= What you should do =
Below are records. Count every line containing the word "values" and give the number alone.
________________________________________
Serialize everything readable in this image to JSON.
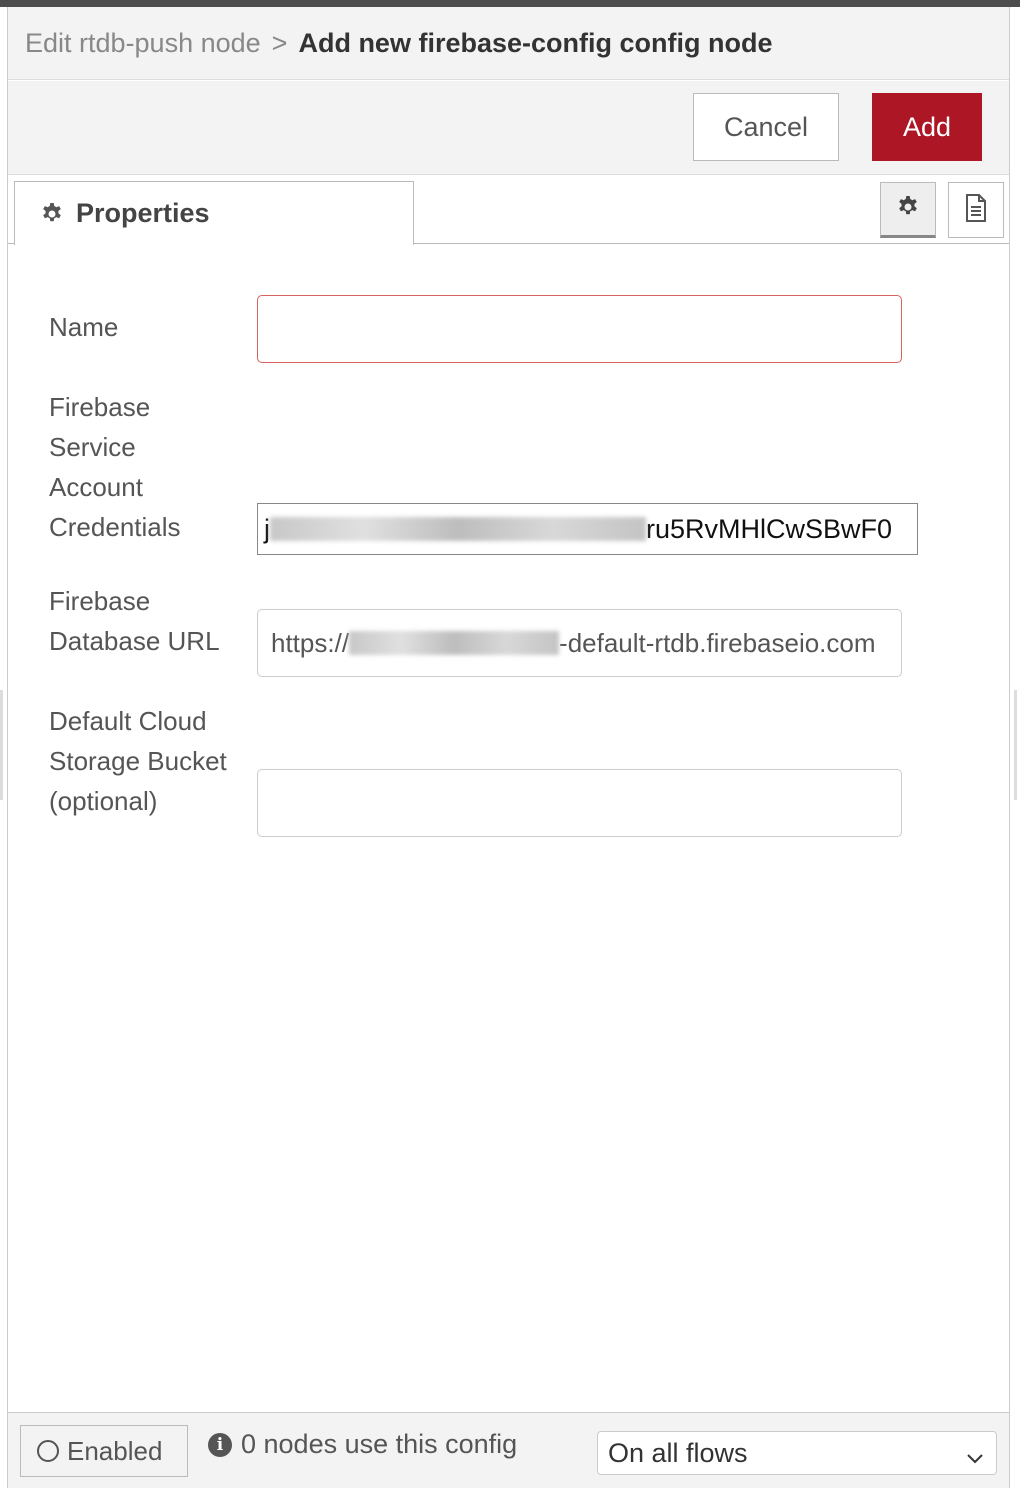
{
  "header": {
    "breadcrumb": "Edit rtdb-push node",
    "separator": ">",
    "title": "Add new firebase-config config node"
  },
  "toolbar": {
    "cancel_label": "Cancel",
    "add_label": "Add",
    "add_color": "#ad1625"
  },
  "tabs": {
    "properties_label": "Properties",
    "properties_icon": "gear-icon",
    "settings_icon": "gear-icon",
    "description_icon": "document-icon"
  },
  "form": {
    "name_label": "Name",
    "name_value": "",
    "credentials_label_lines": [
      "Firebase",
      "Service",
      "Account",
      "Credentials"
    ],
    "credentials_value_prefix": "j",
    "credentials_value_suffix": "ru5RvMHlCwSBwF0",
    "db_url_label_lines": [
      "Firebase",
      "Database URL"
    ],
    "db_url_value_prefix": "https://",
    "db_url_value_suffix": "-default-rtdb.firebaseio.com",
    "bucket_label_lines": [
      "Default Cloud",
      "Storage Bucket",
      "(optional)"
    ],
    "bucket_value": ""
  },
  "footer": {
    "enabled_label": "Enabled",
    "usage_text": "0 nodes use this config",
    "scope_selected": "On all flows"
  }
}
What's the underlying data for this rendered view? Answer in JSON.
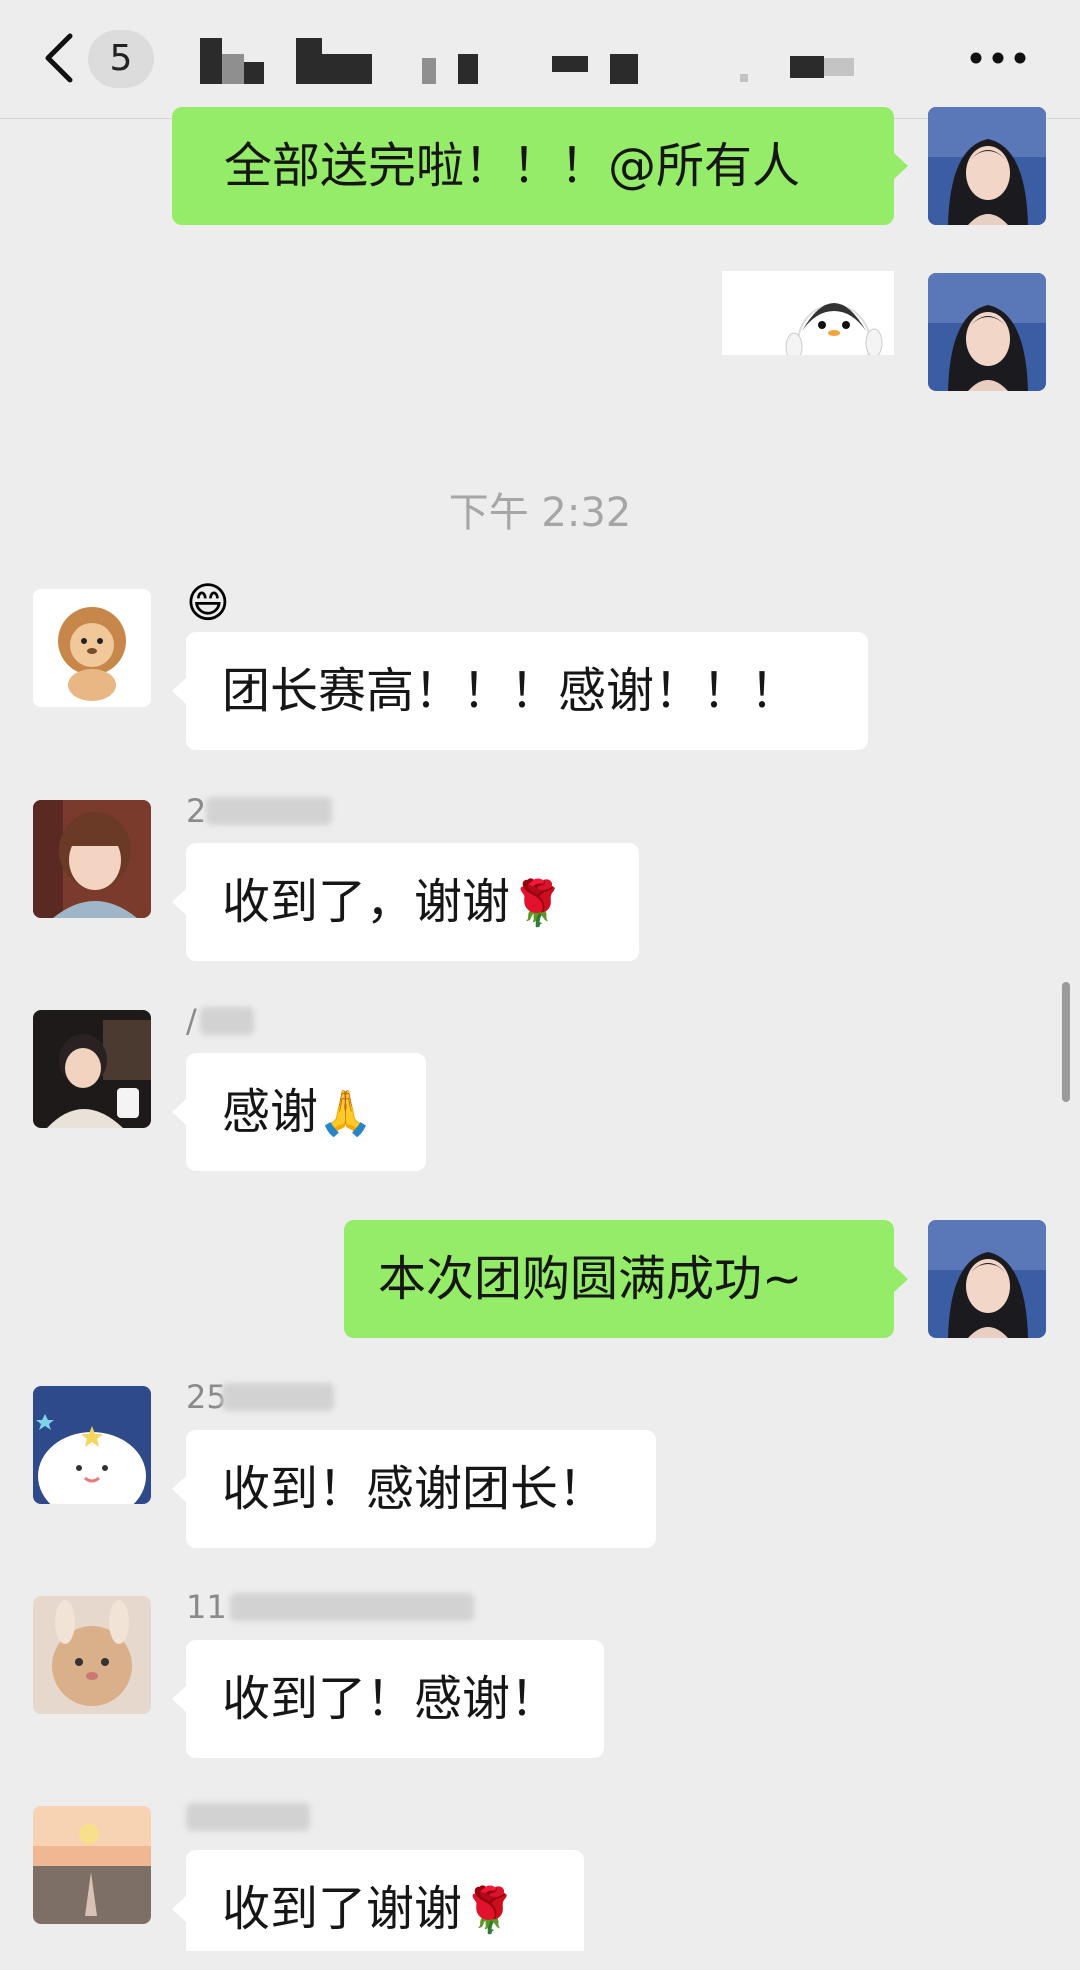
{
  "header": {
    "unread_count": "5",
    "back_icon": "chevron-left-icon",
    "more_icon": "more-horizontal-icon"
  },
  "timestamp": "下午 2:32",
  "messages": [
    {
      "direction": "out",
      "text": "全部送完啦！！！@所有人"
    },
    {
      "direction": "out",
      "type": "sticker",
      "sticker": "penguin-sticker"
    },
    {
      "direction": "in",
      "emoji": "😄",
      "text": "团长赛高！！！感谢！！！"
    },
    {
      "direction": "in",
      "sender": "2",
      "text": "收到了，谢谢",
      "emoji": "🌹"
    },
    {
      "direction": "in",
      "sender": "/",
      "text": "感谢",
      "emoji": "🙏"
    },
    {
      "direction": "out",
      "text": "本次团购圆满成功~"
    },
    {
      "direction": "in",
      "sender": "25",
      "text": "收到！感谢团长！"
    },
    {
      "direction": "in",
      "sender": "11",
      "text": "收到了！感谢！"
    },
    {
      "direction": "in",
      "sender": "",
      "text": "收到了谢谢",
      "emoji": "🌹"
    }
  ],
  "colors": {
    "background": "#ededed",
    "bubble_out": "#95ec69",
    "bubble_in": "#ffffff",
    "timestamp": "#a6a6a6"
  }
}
________________________________________
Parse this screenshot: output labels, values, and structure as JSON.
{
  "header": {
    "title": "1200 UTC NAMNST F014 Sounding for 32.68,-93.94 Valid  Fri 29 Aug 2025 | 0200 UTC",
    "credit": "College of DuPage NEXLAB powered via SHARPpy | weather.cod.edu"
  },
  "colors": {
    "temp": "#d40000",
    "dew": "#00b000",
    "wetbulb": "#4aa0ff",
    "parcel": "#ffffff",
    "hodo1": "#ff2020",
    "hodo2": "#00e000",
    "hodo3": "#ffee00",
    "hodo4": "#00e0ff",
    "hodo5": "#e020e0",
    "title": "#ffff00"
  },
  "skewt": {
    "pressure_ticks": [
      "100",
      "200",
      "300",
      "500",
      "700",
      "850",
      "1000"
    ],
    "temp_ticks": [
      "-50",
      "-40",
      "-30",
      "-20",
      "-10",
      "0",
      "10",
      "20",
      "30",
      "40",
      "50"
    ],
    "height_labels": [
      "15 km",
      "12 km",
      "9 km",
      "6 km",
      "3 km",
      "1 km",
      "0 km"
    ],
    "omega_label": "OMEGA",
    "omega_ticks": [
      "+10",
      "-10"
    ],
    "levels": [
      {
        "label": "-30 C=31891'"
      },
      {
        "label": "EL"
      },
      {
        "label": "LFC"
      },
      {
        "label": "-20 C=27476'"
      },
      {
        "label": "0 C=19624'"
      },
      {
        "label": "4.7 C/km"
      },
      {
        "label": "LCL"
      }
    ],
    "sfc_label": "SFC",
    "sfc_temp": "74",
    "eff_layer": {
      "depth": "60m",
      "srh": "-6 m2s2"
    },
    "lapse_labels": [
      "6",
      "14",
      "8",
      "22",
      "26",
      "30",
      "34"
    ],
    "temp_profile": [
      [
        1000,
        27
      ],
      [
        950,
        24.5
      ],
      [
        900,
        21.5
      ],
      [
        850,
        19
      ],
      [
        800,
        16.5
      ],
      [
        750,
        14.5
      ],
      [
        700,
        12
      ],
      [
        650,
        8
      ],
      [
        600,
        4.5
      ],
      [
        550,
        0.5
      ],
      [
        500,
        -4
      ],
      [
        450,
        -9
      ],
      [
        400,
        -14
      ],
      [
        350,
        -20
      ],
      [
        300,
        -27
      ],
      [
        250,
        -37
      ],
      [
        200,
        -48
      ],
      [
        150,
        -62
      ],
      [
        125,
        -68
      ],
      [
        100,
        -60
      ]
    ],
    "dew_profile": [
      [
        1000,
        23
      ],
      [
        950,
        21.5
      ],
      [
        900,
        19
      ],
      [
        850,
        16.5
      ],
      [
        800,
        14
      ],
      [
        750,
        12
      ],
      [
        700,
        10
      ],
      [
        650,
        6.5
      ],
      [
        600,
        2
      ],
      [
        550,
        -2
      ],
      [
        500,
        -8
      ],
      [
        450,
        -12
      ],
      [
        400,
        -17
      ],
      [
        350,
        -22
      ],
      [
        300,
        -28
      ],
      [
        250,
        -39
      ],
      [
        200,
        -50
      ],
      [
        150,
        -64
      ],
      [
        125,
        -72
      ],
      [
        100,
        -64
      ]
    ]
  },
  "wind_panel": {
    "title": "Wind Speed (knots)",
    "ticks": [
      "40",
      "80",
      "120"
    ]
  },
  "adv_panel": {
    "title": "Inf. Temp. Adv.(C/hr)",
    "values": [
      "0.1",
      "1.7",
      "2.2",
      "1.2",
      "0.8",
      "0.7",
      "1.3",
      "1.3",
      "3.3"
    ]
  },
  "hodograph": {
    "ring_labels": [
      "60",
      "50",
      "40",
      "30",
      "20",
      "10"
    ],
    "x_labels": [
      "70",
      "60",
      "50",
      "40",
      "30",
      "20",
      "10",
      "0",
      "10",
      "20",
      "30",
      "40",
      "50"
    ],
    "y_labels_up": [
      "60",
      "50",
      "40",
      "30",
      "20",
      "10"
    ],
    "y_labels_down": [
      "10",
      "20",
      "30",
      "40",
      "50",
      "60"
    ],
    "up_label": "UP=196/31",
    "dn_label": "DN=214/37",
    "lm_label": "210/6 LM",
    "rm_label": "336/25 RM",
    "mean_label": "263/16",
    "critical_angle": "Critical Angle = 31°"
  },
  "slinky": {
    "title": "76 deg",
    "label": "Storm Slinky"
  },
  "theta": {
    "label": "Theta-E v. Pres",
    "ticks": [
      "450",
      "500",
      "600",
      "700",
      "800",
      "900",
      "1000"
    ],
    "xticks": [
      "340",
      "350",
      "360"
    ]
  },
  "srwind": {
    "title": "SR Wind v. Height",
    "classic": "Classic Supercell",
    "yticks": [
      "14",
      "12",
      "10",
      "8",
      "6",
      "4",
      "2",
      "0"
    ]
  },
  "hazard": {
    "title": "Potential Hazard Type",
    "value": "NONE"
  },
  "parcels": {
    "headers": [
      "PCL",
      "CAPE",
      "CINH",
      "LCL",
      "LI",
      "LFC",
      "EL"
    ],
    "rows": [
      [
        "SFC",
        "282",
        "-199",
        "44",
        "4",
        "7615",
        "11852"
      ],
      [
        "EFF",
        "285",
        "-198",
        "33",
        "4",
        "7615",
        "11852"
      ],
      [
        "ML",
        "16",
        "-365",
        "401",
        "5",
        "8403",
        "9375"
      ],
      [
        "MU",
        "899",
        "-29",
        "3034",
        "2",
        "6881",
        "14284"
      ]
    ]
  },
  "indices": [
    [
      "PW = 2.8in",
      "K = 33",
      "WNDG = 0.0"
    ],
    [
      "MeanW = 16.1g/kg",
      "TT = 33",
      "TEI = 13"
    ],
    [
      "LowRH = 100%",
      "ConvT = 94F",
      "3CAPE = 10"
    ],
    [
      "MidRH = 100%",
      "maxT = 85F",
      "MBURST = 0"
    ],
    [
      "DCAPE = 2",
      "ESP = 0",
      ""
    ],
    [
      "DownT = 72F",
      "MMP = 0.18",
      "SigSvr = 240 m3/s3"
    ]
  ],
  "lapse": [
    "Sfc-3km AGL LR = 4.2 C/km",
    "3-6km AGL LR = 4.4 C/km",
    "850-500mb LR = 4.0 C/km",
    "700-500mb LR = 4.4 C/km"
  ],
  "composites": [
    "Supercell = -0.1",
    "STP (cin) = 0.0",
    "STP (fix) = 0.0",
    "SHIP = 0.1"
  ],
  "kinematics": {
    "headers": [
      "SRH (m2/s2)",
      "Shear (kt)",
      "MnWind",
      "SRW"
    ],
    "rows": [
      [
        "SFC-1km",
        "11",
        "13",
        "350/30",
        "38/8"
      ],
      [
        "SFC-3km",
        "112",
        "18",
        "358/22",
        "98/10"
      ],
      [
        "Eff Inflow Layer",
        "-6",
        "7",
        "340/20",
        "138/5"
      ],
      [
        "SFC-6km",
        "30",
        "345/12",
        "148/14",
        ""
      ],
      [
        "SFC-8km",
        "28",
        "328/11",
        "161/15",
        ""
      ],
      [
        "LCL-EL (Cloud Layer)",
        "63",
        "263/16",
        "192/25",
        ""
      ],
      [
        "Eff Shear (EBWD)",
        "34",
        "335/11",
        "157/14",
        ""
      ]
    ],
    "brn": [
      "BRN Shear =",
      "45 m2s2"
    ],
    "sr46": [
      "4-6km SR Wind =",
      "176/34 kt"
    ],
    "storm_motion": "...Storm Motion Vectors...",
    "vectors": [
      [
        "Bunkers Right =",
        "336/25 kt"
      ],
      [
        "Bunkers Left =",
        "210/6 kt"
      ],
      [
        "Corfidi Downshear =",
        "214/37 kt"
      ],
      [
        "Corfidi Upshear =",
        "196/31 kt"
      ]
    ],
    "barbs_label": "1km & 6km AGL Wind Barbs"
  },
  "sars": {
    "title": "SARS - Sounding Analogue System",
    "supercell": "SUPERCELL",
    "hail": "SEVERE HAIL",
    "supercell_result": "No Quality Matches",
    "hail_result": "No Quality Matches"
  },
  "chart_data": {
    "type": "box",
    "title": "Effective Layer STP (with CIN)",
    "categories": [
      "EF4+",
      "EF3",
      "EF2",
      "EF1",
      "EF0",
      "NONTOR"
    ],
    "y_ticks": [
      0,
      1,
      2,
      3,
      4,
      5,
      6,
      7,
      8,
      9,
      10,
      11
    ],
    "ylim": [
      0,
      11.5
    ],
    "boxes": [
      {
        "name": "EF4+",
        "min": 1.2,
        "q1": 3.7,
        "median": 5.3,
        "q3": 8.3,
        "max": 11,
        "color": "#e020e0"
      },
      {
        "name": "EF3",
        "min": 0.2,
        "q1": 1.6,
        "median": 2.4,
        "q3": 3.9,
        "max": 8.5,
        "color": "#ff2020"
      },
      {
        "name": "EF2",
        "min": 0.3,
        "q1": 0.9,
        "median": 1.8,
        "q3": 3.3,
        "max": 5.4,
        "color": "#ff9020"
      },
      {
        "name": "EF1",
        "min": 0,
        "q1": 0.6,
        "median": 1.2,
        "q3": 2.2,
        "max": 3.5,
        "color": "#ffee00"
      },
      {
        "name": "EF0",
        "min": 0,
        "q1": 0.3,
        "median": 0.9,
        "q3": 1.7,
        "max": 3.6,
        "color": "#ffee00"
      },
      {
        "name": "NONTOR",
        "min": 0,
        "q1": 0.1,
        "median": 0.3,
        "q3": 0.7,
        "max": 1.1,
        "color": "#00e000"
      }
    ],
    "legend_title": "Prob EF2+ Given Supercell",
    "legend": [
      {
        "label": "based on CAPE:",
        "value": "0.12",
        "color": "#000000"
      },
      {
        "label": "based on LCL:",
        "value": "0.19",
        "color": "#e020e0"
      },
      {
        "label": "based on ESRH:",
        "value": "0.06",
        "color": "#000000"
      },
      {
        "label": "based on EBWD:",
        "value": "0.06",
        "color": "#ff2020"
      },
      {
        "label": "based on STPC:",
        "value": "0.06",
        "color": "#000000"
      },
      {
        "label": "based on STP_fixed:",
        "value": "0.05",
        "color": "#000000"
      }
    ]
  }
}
________________________________________
= Written solution =
2